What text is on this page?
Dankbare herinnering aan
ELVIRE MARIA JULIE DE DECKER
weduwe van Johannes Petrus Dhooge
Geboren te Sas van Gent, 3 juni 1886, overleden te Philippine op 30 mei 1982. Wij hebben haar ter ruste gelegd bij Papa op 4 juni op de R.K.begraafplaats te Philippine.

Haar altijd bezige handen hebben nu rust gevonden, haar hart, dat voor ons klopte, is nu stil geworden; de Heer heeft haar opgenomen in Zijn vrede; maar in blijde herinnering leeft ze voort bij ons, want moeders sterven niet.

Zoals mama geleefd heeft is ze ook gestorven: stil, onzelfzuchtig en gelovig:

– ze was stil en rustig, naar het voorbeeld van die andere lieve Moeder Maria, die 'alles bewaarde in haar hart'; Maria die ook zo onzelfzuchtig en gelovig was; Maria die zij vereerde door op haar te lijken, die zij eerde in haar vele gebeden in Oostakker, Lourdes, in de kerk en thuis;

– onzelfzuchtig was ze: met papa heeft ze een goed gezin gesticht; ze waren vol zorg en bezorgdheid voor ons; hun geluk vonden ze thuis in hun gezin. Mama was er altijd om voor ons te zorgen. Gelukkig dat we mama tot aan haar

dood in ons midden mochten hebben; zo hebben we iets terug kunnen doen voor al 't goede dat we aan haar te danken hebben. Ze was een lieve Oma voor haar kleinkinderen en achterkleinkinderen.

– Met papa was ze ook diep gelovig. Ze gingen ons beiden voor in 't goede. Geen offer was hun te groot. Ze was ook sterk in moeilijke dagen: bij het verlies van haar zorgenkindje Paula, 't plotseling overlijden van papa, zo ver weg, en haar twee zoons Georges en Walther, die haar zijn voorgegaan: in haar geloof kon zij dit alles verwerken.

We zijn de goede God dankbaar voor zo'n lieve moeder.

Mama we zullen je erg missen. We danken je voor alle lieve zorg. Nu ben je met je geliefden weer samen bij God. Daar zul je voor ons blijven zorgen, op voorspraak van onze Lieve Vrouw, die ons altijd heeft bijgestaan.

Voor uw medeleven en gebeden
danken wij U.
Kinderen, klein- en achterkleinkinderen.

_ _ _

# Task directions
All records are to be retyped exactly. None may be omitted.

# Your response
What text is on this page?
Dankbare herinnering aan
ELVIRE MARIA JULIE DE DECKER
weduwe van Johannes Petrus Dhooge
Geboren te Sas van Gent, 3 juni 1886, overleden te Philippine op 30 mei 1982. Wij hebben haar ter ruste gelegd bij Papa op 4 juni op de R.K.begraafplaats te Philippine.

Haar altijd bezige handen hebben nu rust gevonden, haar hart, dat voor ons klopte, is nu stil geworden; de Heer heeft haar opgenomen in Zijn vrede; maar in blijde herinnering leeft ze voort bij ons, want moeders sterven niet.

Zoals mama geleefd heeft is ze ook gestorven: stil, onzelfzuchtig en gelovig:

– ze was stil en rustig, naar het voorbeeld van die andere lieve Moeder Maria, die 'alles bewaarde in haar hart'; Maria die ook zo onzelfzuchtig en gelovig was; Maria die zij vereerde door op haar te lijken, die zij eerde in haar vele gebeden in Oostakker, Lourdes, in de kerk en thuis;

– onzelfzuchtig was ze: met papa heeft ze een goed gezin gesticht; ze waren vol zorg en bezorgdheid voor ons; hun geluk vonden ze thuis in hun gezin. Mama was er altijd om voor ons te zorgen. Gelukkig dat we mama tot aan haar

dood in ons midden mochten hebben; zo hebben we iets terug kunnen doen voor al 't goede dat we aan haar te danken hebben. Ze was een lieve Oma voor haar kleinkinderen en achterkleinkinderen.

– Met papa was ze ook diep gelovig. Ze gingen ons beiden voor in 't goede. Geen offer was hun te groot. Ze was ook sterk in moeilijke dagen: bij het verlies van haar zorgenkindje Paula, 't plotseling overlijden van papa, zo ver weg, en haar twee zoons Georges en Walther, die haar zijn voorgegaan: in haar geloof kon zij dit alles verwerken.

We zijn de goede God dankbaar voor zo'n lieve moeder.

Mama we zullen je erg missen. We danken je voor alle lieve zorg. Nu ben je met je geliefden weer samen bij God. Daar zul je voor ons blijven zorgen, op voorspraak van onze Lieve Vrouw, die ons altijd heeft bijgestaan.

Voor uw medeleven en gebeden
danken wij U.
Kinderen, klein- en achterkleinkinderen.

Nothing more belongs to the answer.